- **Actions to take**:
A. In the blog post about refugees, give the stretch from "When the waters" through "individual one-on-one basis." again, changing "Samaritan" to "helper".
B. Extend the blog post about refugees and empathy, picking up after its final sentence.

- **Page text**:
Castles in the Sand

When the waters rise, will our castles remain?

Chain link fence

Note: I actually wrote both this and the previous post last week before the latest graphic image and news of the man and his daughter drowning in the Rio Grande while attempting to cross to come to the US. Countless pieces have been shared specifically about this image and what it represents, including an excellent one by The Washington Post’s Philip Kennicott.

My last post went in-depth on what the word “Samaritan” actually means and how we should consider it for today. That focused on the parable of the Good Samaritan and applying it on an individual one-on-one basis.

Now I’d like to look at what that means on a larger scale. Dehumanizing groups of people has always been a part of human history, and if anything, it is stronger than ever today. When the most powerful person on earth has spoken repeatedly of groups of people as “drug dealers, criminals, and rapists,” due only to their nationality, saying “these aren’t people. These are animals” about anyone (even gang members), and professing entire groups of people as “the enemy of the people” simply because they report things he doesn’t like (even if provably true), we need to reevaluate.

I mentioned in the previous post about the need to try to place ourselves in tragic moments to better identify and empathize with the victims. It forces us to actually reckon with issues rather than claiming “that would never happen in my community.” It forces us to really evaluate what matters most.

We need to do the same when we hear stories about genocide and persecution taking place in other countries across the globe and ask ourselves what we would do in those situations. Obviously imagining is not experiencing the real thing, but so many of us (myself included) have no idea what it feels like to be a refugee and literally take what little you have and flee on foot thousands of miles in hopes of asylum in a new country.

Imagine being in that situation with your newborn child: running away from the only home you know to flee violence and try to ensure the safety of your baby, only to reach the border of the place you’ve been told is the land of opportunity, begging for sanctuary and having your child ripped from your arms and essentially thrown into a cage under inhumane living conditions. Maybe you never see them again. Maybe you do, but the traumatic experience at such a young age means they never trust you again. Imagine being demonized by the people of that country for doing this, told that if you cared about not having your child ripped out of your arms you never should have come.

Imagine feeling as if you literally have no place to go, no options to pursue, to care for your family and keep them safe. And then imagine people hearing that about you and responding, “well, if they couldn’t take care of them, they shouldn’t have had a family to begin with.” If you found yourself thinking “yes, but…” or anything similar while going through these last few paragraphs, please go back and try again. Step out of your worldview for just a moment and really try to grasp what this must feel like for someone.

- **Recorded data**:

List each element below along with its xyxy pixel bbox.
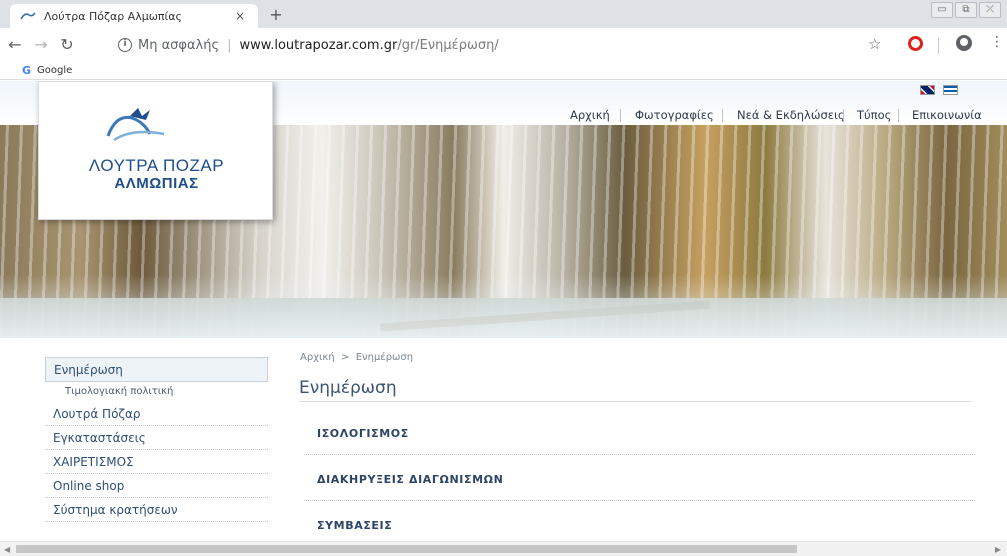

- **Results in order**:
A.
When the waters rise, will our castles remain?

Chain link fence

Note: I actually wrote both this and the previous post last week before the latest graphic image and news of the man and his daughter drowning in the Rio Grande while attempting to cross to come to the US. Countless pieces have been shared specifically about this image and what it represents, including an excellent one by The Washington Post’s Philip Kennicott.

My last post went in-depth on what the word “helper” actually means and how we should consider it for today. That focused on the parable of the Good helper and applying it on an individual one-on-one basis.

B.
I’ve heard people argue that this level of empathy and redefining of neighbor (following the definition Jesus gave us) is all fine and good on an individual basis, but we can’t run a nation based on this principle. To be fair, there is some validity to that, which is a key part of why Jesus focused not on politics but on people. However, my issue is when the same people who say we can’t apply this principle on a national level try to claim that we have (or need to have) a “Christian” nation.

Those two claims (don’t apply Christian ethics at the national level while building a Christian nation) are fundamentally incompatible. Either we have a secular nation (which in no way means anti-Christian; it simply means not adhering to any one religion over any other on a national level – also known as the First Amendment) with rules based not on the commands of Christ but on the fundamental needs of a well-run state, or we have a Christian nation, which by definition would have to adhere to the commands of Christ or lose its status as a Christian nation. And we can’t look to ancient Israel for an example and claim they had walls and isolated themselves from their neighbors. Jesus established an entirely new covenant with all the people of the world, who are made equal in him (Galatians 3:28).

America is not the chosen people and promised land of God any more than any other nation. Search the Bible; God has made no promises to this country. Instead, you’ll find many words about supporting those in need, and God caring for the oppressed and bringing down oppressors. You’ll find Matthew 25:45, when he says that what we did not do for the least of these, we did not do for him.

I don’t have answers to these hugely challenging political questions about borders and security. But Jesus made it abundantly clear how those who profess to follow him must treat others. And just as Jesus focused on people over politics, we are called to go and do likewise.

Our rhetoric is incredibly dangerous. It takes very few steps to go from dehumanizing a group of people with our words to literally leading them to the slaughter (simply look to our own history with Native Americans or slaves, Germany in World War II, or so many other examples in history). And history is not kind to those memories; even now we can look back to the numbers of Jews who sought asylum from Hitler in the United States and were rejected. We were complicit in their deaths.

I’m not saying we will get to the point of the holocaust from a literal perspective; what I’m saying is from a Christ perspective, we already have. Just as Jesus tells us that it’s not enough to not physically commit adultery, but even looking at someone with adulterous thoughts is as bad as committing the deed, simply thinking of others as less than us already reveals a threshold we’ve crossed in our minds. We cannot love God without loving our neighbor, and Jesus made clear our neighbor is everybody.

If we truly believe that in Christ, there is no Jew or Gentile, then quite literally there is not a single person on earth who is inferior. To think otherwise is heartbreaking and can lead down a path politically to horrific events of history.

Let us heed the call of Jesus at the end of the Good Samaritan parable. Go and do likewise.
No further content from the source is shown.